%%

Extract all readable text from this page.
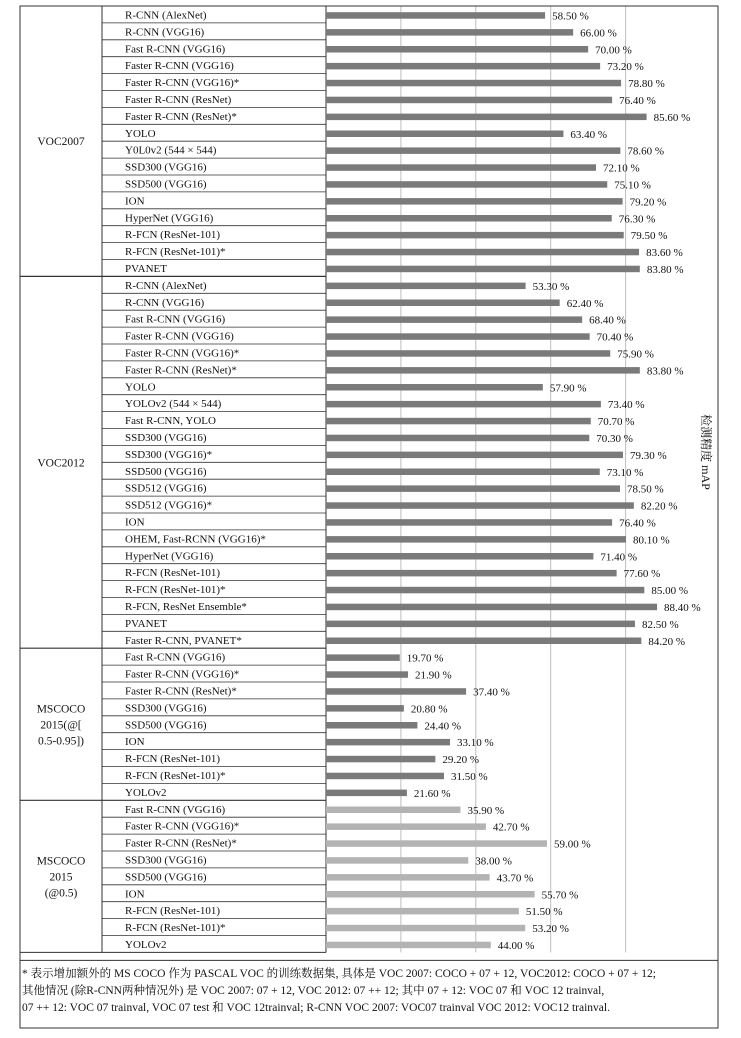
检测精度 mAP
VOC2007
R-CNN (AlexNet)	58.50 %
R-CNN (VGG16)	66.00 %
Fast R-CNN (VGG16)	70.00 %
Faster R-CNN (VGG16)	73.20 %
Faster R-CNN (VGG16)*	78.80 %
Faster R-CNN (ResNet)	76.40 %
Faster R-CNN (ResNet)*	85.60 %
YOLO	63.40 %
Y0L0v2 (544 × 544)	78.60 %
SSD300 (VGG16)	72.10 %
SSD500 (VGG16)	75.10 %
ION	79.20 %
HyperNet (VGG16)	76.30 %
R-FCN (ResNet-101)	79.50 %
R-FCN (ResNet-101)*	83.60 %
PVANET	83.80 %
VOC2012
R-CNN (AlexNet)	53.30 %
R-CNN (VGG16)	62.40 %
Fast R-CNN (VGG16)	68.40 %
Faster R-CNN (VGG16)	70.40 %
Faster R-CNN (VGG16)*	75.90 %
Faster R-CNN (ResNet)*	83.80 %
YOLO	57.90 %
YOLOv2 (544 × 544)	73.40 %
Fast R-CNN, YOLO	70.70 %
SSD300 (VGG16)	70.30 %
SSD300 (VGG16)*	79.30 %
SSD500 (VGG16)	73.10 %
SSD512 (VGG16)	78.50 %
SSD512 (VGG16)*	82.20 %
ION	76.40 %
OHEM, Fast-RCNN (VGG16)*	80.10 %
HyperNet (VGG16)	71.40 %
R-FCN (ResNet-101)	77.60 %
R-FCN (ResNet-101)*	85.00 %
R-FCN, ResNet Ensemble*	88.40 %
PVANET	82.50 %
Faster R-CNN, PVANET*	84.20 %
MSCOCO
2015(@[
0.5-0.95])
Fast R-CNN (VGG16)	19.70 %
Faster R-CNN (VGG16)*	21.90 %
Faster R-CNN (ResNet)*	37.40 %
SSD300 (VGG16)	20.80 %
SSD500 (VGG16)	24.40 %
ION	33.10 %
R-FCN (ResNet-101)	29.20 %
R-FCN (ResNet-101)*	31.50 %
YOLOv2	21.60 %
MSCOCO
2015
(@0.5)
Fast R-CNN (VGG16)	35.90 %
Faster R-CNN (VGG16)*	42.70 %
Faster R-CNN (ResNet)*	59.00 %
SSD300 (VGG16)	38.00 %
SSD500 (VGG16)	43.70 %
ION	55.70 %
R-FCN (ResNet-101)	51.50 %
R-FCN (ResNet-101)*	53.20 %
YOLOv2	44.00 %
* 表示增加额外的 MS COCO 作为 PASCAL VOC 的训练数据集, 具体是 VOC 2007: COCO + 07 + 12, VOC2012: COCO + 07 + 12;
其他情况 (除R-CNN两种情况外) 是 VOC 2007: 07 + 12, VOC 2012: 07 ++ 12; 其中 07 + 12: VOC 07 和 VOC 12 trainval,
07 ++ 12: VOC 07 trainval, VOC 07 test 和 VOC 12trainval; R-CNN VOC 2007: VOC07 trainval VOC 2012: VOC12 trainval.
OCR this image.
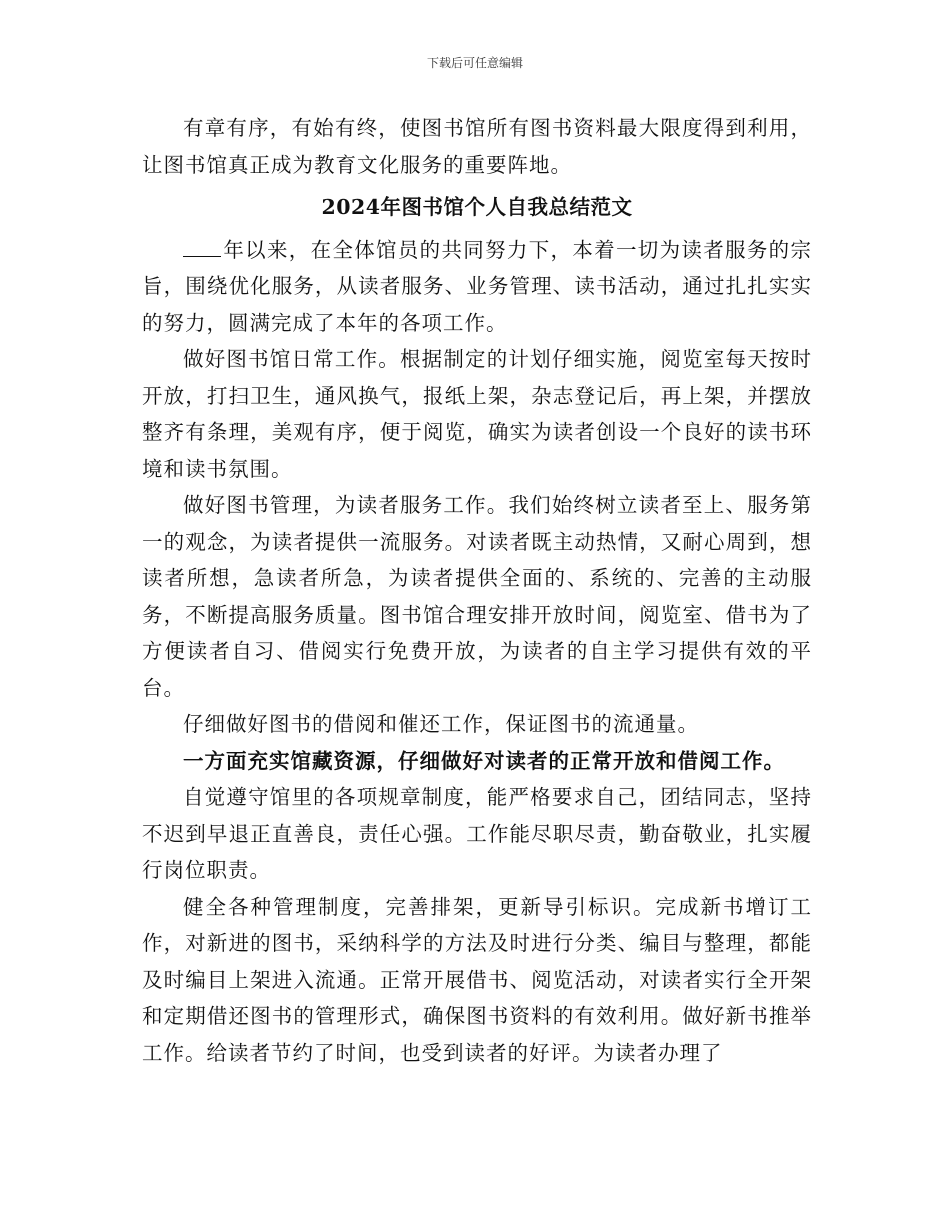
下载后可任意编辑

有章有序，有始有终，使图书馆所有图书资料最大限度得到利用，让图书馆真正成为教育文化服务的重要阵地。

2024年图书馆个人自我总结范文

年以来，在全体馆员的共同努力下，本着一切为读者服务的宗旨，围绕优化服务，从读者服务、业务管理、读书活动，通过扎扎实实的努力，圆满完成了本年的各项工作。

做好图书馆日常工作。根据制定的计划仔细实施，阅览室每天按时开放，打扫卫生，通风换气，报纸上架，杂志登记后，再上架，并摆放整齐有条理，美观有序，便于阅览，确实为读者创设一个良好的读书环境和读书氛围。

做好图书管理，为读者服务工作。我们始终树立读者至上、服务第一的观念，为读者提供一流服务。对读者既主动热情，又耐心周到，想读者所想，急读者所急，为读者提供全面的、系统的、完善的主动服务，不断提高服务质量。图书馆合理安排开放时间，阅览室、借书为了方便读者自习、借阅实行免费开放，为读者的自主学习提供有效的平台。

仔细做好图书的借阅和催还工作，保证图书的流通量。

一方面充实馆藏资源，仔细做好对读者的正常开放和借阅工作。

自觉遵守馆里的各项规章制度，能严格要求自己，团结同志，坚持不迟到早退正直善良，责任心强。工作能尽职尽责，勤奋敬业，扎实履行岗位职责。

健全各种管理制度，完善排架，更新导引标识。完成新书增订工作，对新进的图书，采纳科学的方法及时进行分类、编目与整理，都能及时编目上架进入流通。正常开展借书、阅览活动，对读者实行全开架和定期借还图书的管理形式，确保图书资料的有效利用。做好新书推举工作。给读者节约了时间，也受到读者的好评。为读者办理了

%%

▶ What this task involves
Repeat each entry exactly as given; no pictures belong in the copy.

▶ Solved problem
Extract all readable text from this page.
检测精度 mAP
VOC2007
R-CNN (AlexNet)	58.50 %
R-CNN (VGG16)	66.00 %
Fast R-CNN (VGG16)	70.00 %
Faster R-CNN (VGG16)	73.20 %
Faster R-CNN (VGG16)*	78.80 %
Faster R-CNN (ResNet)	76.40 %
Faster R-CNN (ResNet)*	85.60 %
YOLO	63.40 %
Y0L0v2 (544 × 544)	78.60 %
SSD300 (VGG16)	72.10 %
SSD500 (VGG16)	75.10 %
ION	79.20 %
HyperNet (VGG16)	76.30 %
R-FCN (ResNet-101)	79.50 %
R-FCN (ResNet-101)*	83.60 %
PVANET	83.80 %
VOC2012
R-CNN (AlexNet)	53.30 %
R-CNN (VGG16)	62.40 %
Fast R-CNN (VGG16)	68.40 %
Faster R-CNN (VGG16)	70.40 %
Faster R-CNN (VGG16)*	75.90 %
Faster R-CNN (ResNet)*	83.80 %
YOLO	57.90 %
YOLOv2 (544 × 544)	73.40 %
Fast R-CNN, YOLO	70.70 %
SSD300 (VGG16)	70.30 %
SSD300 (VGG16)*	79.30 %
SSD500 (VGG16)	73.10 %
SSD512 (VGG16)	78.50 %
SSD512 (VGG16)*	82.20 %
ION	76.40 %
OHEM, Fast-RCNN (VGG16)*	80.10 %
HyperNet (VGG16)	71.40 %
R-FCN (ResNet-101)	77.60 %
R-FCN (ResNet-101)*	85.00 %
R-FCN, ResNet Ensemble*	88.40 %
PVANET	82.50 %
Faster R-CNN, PVANET*	84.20 %
MSCOCO
2015(@[
0.5-0.95])
Fast R-CNN (VGG16)	19.70 %
Faster R-CNN (VGG16)*	21.90 %
Faster R-CNN (ResNet)*	37.40 %
SSD300 (VGG16)	20.80 %
SSD500 (VGG16)	24.40 %
ION	33.10 %
R-FCN (ResNet-101)	29.20 %
R-FCN (ResNet-101)*	31.50 %
YOLOv2	21.60 %
MSCOCO
2015
(@0.5)
Fast R-CNN (VGG16)	35.90 %
Faster R-CNN (VGG16)*	42.70 %
Faster R-CNN (ResNet)*	59.00 %
SSD300 (VGG16)	38.00 %
SSD500 (VGG16)	43.70 %
ION	55.70 %
R-FCN (ResNet-101)	51.50 %
R-FCN (ResNet-101)*	53.20 %
YOLOv2	44.00 %
* 表示增加额外的 MS COCO 作为 PASCAL VOC 的训练数据集, 具体是 VOC 2007: COCO + 07 + 12, VOC2012: COCO + 07 + 12;
其他情况 (除R-CNN两种情况外) 是 VOC 2007: 07 + 12, VOC 2012: 07 ++ 12; 其中 07 + 12: VOC 07 和 VOC 12 trainval,
07 ++ 12: VOC 07 trainval, VOC 07 test 和 VOC 12trainval; R-CNN VOC 2007: VOC07 trainval VOC 2012: VOC12 trainval.
OCR this image.
下载后可任意编辑

有章有序，有始有终，使图书馆所有图书资料最大限度得到利用，让图书馆真正成为教育文化服务的重要阵地。

2024年图书馆个人自我总结范文

年以来，在全体馆员的共同努力下，本着一切为读者服务的宗旨，围绕优化服务，从读者服务、业务管理、读书活动，通过扎扎实实的努力，圆满完成了本年的各项工作。

做好图书馆日常工作。根据制定的计划仔细实施，阅览室每天按时开放，打扫卫生，通风换气，报纸上架，杂志登记后，再上架，并摆放整齐有条理，美观有序，便于阅览，确实为读者创设一个良好的读书环境和读书氛围。

做好图书管理，为读者服务工作。我们始终树立读者至上、服务第一的观念，为读者提供一流服务。对读者既主动热情，又耐心周到，想读者所想，急读者所急，为读者提供全面的、系统的、完善的主动服务，不断提高服务质量。图书馆合理安排开放时间，阅览室、借书为了方便读者自习、借阅实行免费开放，为读者的自主学习提供有效的平台。

仔细做好图书的借阅和催还工作，保证图书的流通量。

一方面充实馆藏资源，仔细做好对读者的正常开放和借阅工作。

自觉遵守馆里的各项规章制度，能严格要求自己，团结同志，坚持不迟到早退正直善良，责任心强。工作能尽职尽责，勤奋敬业，扎实履行岗位职责。

健全各种管理制度，完善排架，更新导引标识。完成新书增订工作，对新进的图书，采纳科学的方法及时进行分类、编目与整理，都能及时编目上架进入流通。正常开展借书、阅览活动，对读者实行全开架和定期借还图书的管理形式，确保图书资料的有效利用。做好新书推举工作。给读者节约了时间，也受到读者的好评。为读者办理了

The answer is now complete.